## SUPPLIED TEXT
===

You can do all work on the data without using placeholders by constructing the entire query by hand:


# don't do this!
query = "SELECT * from books where author_id = " + user_input_author

In addition to being inefficient, this leaves you open to SQL injection attack. The placeholder mechanism will do the proper quoting and escaping to prevent abuse

See examples/SQL/placeholders.py and examples/SQL/litte_bobby_tables.py

A Cursor - attributes

These attributes of Cursor can help you learn about the results of operations:

.rowcount - Tells how many rows have been returned or affected by the last operation. The number will be -1 if no operation has been performed.
.description Returns a sequence of 7-item sequences describing each of the columns in the result row(s) returned (None if no operation has been performed):
- name
- type_code (mandatory in the spec, but is not returned by sqlite3)
- display_size (optional)
- internal_size (optional)
- precision (optional)
- scale (optional)
- null_ok (optional)

===

## DATA LISTING
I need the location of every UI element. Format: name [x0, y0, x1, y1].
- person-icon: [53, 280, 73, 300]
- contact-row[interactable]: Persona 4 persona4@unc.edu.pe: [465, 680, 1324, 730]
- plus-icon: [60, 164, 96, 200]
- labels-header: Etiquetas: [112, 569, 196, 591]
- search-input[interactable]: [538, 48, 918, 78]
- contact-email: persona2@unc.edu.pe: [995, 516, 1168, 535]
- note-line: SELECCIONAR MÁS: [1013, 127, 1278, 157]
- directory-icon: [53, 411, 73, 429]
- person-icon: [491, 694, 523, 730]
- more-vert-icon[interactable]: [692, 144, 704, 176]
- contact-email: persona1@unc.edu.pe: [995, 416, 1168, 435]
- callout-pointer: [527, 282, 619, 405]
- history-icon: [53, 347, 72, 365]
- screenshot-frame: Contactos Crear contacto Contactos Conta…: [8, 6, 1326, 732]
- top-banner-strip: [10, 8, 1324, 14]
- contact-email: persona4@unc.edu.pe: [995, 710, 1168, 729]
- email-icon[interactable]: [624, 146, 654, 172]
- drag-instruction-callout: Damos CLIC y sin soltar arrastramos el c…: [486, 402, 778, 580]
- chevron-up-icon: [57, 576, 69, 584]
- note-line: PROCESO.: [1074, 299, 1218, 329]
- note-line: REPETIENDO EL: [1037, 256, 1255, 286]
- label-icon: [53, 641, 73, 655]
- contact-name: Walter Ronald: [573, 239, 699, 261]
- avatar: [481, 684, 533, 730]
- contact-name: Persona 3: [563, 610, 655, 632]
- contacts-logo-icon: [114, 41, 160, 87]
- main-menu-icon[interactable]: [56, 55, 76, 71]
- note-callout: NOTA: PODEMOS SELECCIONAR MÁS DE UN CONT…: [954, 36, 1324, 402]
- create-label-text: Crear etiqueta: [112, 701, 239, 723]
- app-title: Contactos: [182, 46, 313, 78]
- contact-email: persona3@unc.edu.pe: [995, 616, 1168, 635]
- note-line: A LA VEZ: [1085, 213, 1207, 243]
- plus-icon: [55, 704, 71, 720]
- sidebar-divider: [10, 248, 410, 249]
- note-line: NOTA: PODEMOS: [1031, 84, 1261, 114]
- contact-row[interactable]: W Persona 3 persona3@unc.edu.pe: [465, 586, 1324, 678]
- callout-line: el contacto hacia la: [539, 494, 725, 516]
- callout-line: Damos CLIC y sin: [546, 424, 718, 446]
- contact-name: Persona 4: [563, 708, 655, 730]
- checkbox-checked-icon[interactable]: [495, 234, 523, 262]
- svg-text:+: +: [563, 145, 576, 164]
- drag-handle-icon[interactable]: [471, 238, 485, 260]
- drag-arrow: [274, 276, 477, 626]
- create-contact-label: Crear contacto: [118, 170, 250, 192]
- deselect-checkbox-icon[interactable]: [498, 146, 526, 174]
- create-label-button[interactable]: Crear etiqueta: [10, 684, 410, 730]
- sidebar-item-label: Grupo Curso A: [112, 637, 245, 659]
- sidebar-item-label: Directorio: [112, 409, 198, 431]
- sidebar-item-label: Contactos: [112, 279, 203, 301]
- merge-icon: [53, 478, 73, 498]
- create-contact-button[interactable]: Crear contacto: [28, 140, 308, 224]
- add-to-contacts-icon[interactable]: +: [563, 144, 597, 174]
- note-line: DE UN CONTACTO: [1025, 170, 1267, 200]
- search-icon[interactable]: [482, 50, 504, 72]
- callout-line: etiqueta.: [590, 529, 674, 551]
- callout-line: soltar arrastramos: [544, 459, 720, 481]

===

## WHAT YOU WILL DO
- 1) In the SQL text, what number does .rowcount give when no operation has been performed?
- 2) List every field that, according to the SQL text, makes up each 7-item sequence returned by .description.
- 3) Reproduce the SQL text from "See examples/SQL/placeholders.py and" up to and including "returned by sqlite3)".

## FINAL RESULTS
- 1) -1

- 2) name, type_code, display_size, internal_size, precision, scale, null_ok

- 3)
See examples/SQL/placeholders.py and examples/SQL/litte_bobby_tables.py

A Cursor - attributes

These attributes of Cursor can help you learn about the results of operations:

.rowcount - Tells how many rows have been returned or affected by the last operation. The number will be -1 if no operation has been performed.
.description Returns a sequence of 7-item sequences describing each of the columns in the result row(s) returned (None if no operation has been performed):
- name
- type_code (mandatory in the spec, but is not returned by sqlite3)